# REQUIREMENT:
In the material below, identify each line bearing the word "content". Reproduce those lines.

* START MATERIAL FOR THIS EXERCISE *

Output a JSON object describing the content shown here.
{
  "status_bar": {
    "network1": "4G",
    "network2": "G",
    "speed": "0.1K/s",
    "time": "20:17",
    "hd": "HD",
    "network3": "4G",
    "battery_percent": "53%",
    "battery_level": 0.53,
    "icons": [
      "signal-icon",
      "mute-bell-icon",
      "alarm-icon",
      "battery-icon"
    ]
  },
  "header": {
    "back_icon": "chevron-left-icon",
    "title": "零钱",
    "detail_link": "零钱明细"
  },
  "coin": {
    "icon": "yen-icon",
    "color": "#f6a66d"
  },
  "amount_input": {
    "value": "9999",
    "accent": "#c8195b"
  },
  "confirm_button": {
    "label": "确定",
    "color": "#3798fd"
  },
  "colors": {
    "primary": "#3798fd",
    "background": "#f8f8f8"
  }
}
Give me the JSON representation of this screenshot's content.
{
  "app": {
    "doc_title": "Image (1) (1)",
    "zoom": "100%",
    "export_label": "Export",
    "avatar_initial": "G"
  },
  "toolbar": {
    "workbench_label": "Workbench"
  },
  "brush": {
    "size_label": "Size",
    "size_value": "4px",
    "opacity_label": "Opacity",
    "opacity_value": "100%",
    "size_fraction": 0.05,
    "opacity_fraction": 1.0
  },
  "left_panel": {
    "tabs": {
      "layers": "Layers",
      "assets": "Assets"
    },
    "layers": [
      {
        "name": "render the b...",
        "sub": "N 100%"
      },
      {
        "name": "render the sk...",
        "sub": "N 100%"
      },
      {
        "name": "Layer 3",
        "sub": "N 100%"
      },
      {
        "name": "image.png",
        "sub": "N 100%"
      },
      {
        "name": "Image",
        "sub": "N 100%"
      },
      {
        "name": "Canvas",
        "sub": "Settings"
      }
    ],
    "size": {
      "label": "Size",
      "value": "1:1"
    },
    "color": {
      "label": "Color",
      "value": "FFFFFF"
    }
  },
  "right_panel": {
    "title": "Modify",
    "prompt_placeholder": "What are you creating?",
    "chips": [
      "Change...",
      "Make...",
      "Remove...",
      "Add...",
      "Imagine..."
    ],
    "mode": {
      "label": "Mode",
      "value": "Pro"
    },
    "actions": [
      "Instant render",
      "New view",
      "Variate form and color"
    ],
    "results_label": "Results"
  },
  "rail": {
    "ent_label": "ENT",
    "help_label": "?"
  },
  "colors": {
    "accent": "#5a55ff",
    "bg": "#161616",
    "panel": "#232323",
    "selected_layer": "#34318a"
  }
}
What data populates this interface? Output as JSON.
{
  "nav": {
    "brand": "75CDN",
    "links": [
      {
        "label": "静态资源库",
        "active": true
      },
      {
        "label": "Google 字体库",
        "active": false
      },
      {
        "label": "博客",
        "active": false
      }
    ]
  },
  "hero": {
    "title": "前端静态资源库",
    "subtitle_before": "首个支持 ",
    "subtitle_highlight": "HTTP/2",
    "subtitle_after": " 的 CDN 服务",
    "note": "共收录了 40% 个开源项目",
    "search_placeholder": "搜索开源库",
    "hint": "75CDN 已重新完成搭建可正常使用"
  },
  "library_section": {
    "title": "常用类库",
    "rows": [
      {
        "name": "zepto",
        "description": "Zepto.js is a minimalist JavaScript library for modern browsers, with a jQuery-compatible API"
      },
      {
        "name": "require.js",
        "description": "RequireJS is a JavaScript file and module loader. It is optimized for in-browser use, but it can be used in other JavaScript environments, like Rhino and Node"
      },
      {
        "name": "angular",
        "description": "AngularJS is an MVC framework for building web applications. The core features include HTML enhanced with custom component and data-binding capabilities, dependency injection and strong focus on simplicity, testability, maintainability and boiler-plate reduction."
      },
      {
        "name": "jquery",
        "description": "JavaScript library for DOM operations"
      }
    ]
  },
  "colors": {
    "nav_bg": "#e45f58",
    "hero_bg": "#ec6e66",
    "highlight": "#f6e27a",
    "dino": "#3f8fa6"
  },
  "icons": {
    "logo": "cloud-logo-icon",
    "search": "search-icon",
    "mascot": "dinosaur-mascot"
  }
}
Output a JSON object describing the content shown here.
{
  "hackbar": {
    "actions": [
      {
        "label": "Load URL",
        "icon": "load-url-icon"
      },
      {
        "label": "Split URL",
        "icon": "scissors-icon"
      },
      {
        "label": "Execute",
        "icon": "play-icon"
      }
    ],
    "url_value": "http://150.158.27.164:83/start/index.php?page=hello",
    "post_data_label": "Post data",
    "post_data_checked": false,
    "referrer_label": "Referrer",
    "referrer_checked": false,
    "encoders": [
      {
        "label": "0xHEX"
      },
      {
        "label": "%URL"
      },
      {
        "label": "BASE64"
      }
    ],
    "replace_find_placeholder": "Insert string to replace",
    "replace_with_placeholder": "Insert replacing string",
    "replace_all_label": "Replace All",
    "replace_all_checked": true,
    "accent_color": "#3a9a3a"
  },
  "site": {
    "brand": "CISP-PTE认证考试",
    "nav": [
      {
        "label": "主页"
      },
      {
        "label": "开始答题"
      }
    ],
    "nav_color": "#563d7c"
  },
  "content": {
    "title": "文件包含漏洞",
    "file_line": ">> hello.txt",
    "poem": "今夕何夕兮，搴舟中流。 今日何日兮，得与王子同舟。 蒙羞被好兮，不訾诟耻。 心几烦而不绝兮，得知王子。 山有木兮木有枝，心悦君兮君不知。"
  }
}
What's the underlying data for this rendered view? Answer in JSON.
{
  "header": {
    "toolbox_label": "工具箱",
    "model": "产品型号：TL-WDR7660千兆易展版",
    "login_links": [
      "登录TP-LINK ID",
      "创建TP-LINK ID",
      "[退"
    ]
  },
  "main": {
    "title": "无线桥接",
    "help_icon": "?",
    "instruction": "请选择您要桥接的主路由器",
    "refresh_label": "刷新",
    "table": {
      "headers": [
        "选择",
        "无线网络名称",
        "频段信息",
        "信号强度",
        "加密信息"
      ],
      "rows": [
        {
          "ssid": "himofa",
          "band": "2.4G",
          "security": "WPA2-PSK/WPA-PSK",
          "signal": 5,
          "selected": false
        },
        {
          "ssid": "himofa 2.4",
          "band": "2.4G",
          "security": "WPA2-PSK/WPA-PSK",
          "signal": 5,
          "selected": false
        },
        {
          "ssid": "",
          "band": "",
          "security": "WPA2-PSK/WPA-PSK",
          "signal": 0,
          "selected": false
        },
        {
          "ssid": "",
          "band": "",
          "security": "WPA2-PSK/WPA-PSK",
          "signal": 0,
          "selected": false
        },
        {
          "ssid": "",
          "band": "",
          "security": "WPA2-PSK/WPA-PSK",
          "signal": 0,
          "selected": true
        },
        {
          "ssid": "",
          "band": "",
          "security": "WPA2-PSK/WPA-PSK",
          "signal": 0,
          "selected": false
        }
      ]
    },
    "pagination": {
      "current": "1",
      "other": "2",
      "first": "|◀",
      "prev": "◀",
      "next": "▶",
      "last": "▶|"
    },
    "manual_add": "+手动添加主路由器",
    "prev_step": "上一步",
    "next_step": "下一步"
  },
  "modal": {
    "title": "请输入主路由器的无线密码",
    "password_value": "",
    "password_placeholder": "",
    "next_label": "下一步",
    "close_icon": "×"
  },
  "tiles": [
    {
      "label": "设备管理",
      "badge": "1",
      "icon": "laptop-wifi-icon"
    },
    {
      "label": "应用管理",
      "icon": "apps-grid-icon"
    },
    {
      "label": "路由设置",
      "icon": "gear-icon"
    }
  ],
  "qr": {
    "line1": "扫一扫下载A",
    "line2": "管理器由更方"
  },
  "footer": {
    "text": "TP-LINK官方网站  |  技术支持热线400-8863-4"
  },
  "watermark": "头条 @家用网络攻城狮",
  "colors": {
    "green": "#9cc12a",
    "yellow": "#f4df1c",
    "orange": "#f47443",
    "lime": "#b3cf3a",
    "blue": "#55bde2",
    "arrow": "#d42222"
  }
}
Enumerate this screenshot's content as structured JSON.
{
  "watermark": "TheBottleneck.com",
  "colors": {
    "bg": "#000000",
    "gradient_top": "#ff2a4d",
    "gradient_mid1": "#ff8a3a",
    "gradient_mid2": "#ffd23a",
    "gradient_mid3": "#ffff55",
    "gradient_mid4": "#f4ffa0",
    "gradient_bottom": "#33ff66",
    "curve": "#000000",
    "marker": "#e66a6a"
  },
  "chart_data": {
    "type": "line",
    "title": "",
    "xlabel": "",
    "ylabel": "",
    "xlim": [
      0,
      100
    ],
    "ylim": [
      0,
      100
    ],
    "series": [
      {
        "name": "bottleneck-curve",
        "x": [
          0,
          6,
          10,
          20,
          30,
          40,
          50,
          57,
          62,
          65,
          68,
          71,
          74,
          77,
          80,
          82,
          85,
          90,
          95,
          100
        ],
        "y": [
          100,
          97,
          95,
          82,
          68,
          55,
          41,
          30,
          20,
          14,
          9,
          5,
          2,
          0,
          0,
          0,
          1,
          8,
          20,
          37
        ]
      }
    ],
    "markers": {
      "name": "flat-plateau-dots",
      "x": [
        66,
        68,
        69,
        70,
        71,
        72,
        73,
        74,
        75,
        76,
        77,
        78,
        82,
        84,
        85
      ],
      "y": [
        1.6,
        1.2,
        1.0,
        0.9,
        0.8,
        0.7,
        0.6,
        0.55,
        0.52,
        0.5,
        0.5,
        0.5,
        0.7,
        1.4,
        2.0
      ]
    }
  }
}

* END MATERIAL FOR THIS EXERCISE *

# WRITTEN SOLUTION:
Output a JSON object describing the content shown here.
Give me the JSON representation of this screenshot's content.
Output a JSON object describing the content shown here.
  "content": {
Enumerate this screenshot's content as structured JSON.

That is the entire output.